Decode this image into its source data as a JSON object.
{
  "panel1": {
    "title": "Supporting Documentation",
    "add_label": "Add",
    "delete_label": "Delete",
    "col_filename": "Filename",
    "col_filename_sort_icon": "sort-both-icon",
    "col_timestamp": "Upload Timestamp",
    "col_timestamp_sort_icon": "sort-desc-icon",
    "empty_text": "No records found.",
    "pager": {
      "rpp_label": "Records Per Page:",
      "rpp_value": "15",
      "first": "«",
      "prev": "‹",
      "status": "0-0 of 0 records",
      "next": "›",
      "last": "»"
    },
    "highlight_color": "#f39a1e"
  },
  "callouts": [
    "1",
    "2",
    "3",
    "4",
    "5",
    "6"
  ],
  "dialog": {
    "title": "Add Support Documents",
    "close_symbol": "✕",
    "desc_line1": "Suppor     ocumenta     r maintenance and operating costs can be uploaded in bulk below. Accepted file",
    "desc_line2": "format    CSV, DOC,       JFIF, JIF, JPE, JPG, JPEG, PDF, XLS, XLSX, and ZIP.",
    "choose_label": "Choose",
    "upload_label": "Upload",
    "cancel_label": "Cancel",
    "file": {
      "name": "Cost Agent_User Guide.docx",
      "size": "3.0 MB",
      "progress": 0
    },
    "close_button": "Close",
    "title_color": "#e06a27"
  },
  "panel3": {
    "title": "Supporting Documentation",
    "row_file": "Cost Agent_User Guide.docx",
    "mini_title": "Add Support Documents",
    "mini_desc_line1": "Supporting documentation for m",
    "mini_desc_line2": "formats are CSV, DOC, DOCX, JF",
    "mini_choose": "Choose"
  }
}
──────────
INSTRUCTIONS TO FOLLOW:
Report how many lines in the data contain the word "icon", with no words besides the number.

OUTPUT FOR THIS EXERCISE:
2